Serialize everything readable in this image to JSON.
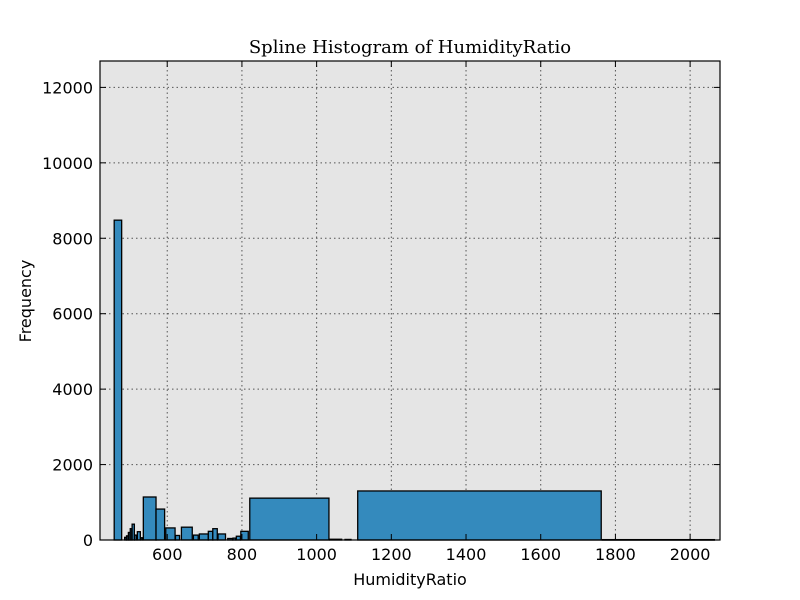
{
  "chart_data": {
    "type": "bar",
    "title": "Spline Histogram of HumidityRatio",
    "xlabel": "HumidityRatio",
    "ylabel": "Frequency",
    "xlim": [
      420,
      2080
    ],
    "ylim": [
      0,
      12700
    ],
    "xticks": [
      600,
      800,
      1000,
      1200,
      1400,
      1600,
      1800,
      2000
    ],
    "yticks": [
      0,
      2000,
      4000,
      6000,
      8000,
      10000,
      12000
    ],
    "grid": true,
    "colors": {
      "bar": "#348ABD",
      "plot_bg": "#E5E5E5",
      "edge": "#000000"
    },
    "bins": [
      {
        "x0": 458,
        "x1": 478,
        "value": 8480
      },
      {
        "x0": 486,
        "x1": 490,
        "value": 70
      },
      {
        "x0": 491,
        "x1": 495,
        "value": 110
      },
      {
        "x0": 496,
        "x1": 500,
        "value": 200
      },
      {
        "x0": 501,
        "x1": 505,
        "value": 300
      },
      {
        "x0": 506,
        "x1": 512,
        "value": 420
      },
      {
        "x0": 513,
        "x1": 518,
        "value": 130
      },
      {
        "x0": 520,
        "x1": 528,
        "value": 220
      },
      {
        "x0": 530,
        "x1": 534,
        "value": 60
      },
      {
        "x0": 536,
        "x1": 570,
        "value": 1140
      },
      {
        "x0": 570,
        "x1": 593,
        "value": 820
      },
      {
        "x0": 596,
        "x1": 621,
        "value": 320
      },
      {
        "x0": 622,
        "x1": 633,
        "value": 120
      },
      {
        "x0": 638,
        "x1": 667,
        "value": 340
      },
      {
        "x0": 670,
        "x1": 683,
        "value": 130
      },
      {
        "x0": 686,
        "x1": 710,
        "value": 160
      },
      {
        "x0": 710,
        "x1": 722,
        "value": 230
      },
      {
        "x0": 722,
        "x1": 734,
        "value": 300
      },
      {
        "x0": 736,
        "x1": 756,
        "value": 160
      },
      {
        "x0": 762,
        "x1": 775,
        "value": 40
      },
      {
        "x0": 776,
        "x1": 783,
        "value": 50
      },
      {
        "x0": 785,
        "x1": 796,
        "value": 100
      },
      {
        "x0": 797,
        "x1": 817,
        "value": 230
      },
      {
        "x0": 821,
        "x1": 1033,
        "value": 1110
      },
      {
        "x0": 1035,
        "x1": 1067,
        "value": 20
      },
      {
        "x0": 1076,
        "x1": 1092,
        "value": 15
      },
      {
        "x0": 1110,
        "x1": 1762,
        "value": 1300
      },
      {
        "x0": 1765,
        "x1": 2065,
        "value": 10
      }
    ]
  }
}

· · · · ·

→ WHAT IS BEING ASKED:
Exactly reproduce the entries above, minus the pictures.

→ COMPLETED TASK:
Serialize everything readable in this image to JSON.
{
  "chart_data": {
    "type": "bar",
    "title": "Spline Histogram of HumidityRatio",
    "xlabel": "HumidityRatio",
    "ylabel": "Frequency",
    "xlim": [
      420,
      2080
    ],
    "ylim": [
      0,
      12700
    ],
    "xticks": [
      600,
      800,
      1000,
      1200,
      1400,
      1600,
      1800,
      2000
    ],
    "yticks": [
      0,
      2000,
      4000,
      6000,
      8000,
      10000,
      12000
    ],
    "grid": true,
    "colors": {
      "bar": "#348ABD",
      "plot_bg": "#E5E5E5",
      "edge": "#000000"
    },
    "bins": [
      {
        "x0": 458,
        "x1": 478,
        "value": 8480
      },
      {
        "x0": 486,
        "x1": 490,
        "value": 70
      },
      {
        "x0": 491,
        "x1": 495,
        "value": 110
      },
      {
        "x0": 496,
        "x1": 500,
        "value": 200
      },
      {
        "x0": 501,
        "x1": 505,
        "value": 300
      },
      {
        "x0": 506,
        "x1": 512,
        "value": 420
      },
      {
        "x0": 513,
        "x1": 518,
        "value": 130
      },
      {
        "x0": 520,
        "x1": 528,
        "value": 220
      },
      {
        "x0": 530,
        "x1": 534,
        "value": 60
      },
      {
        "x0": 536,
        "x1": 570,
        "value": 1140
      },
      {
        "x0": 570,
        "x1": 593,
        "value": 820
      },
      {
        "x0": 596,
        "x1": 621,
        "value": 320
      },
      {
        "x0": 622,
        "x1": 633,
        "value": 120
      },
      {
        "x0": 638,
        "x1": 667,
        "value": 340
      },
      {
        "x0": 670,
        "x1": 683,
        "value": 130
      },
      {
        "x0": 686,
        "x1": 710,
        "value": 160
      },
      {
        "x0": 710,
        "x1": 722,
        "value": 230
      },
      {
        "x0": 722,
        "x1": 734,
        "value": 300
      },
      {
        "x0": 736,
        "x1": 756,
        "value": 160
      },
      {
        "x0": 762,
        "x1": 775,
        "value": 40
      },
      {
        "x0": 776,
        "x1": 783,
        "value": 50
      },
      {
        "x0": 785,
        "x1": 796,
        "value": 100
      },
      {
        "x0": 797,
        "x1": 817,
        "value": 230
      },
      {
        "x0": 821,
        "x1": 1033,
        "value": 1110
      },
      {
        "x0": 1035,
        "x1": 1067,
        "value": 20
      },
      {
        "x0": 1076,
        "x1": 1092,
        "value": 15
      },
      {
        "x0": 1110,
        "x1": 1762,
        "value": 1300
      },
      {
        "x0": 1765,
        "x1": 2065,
        "value": 10
      }
    ]
  }
}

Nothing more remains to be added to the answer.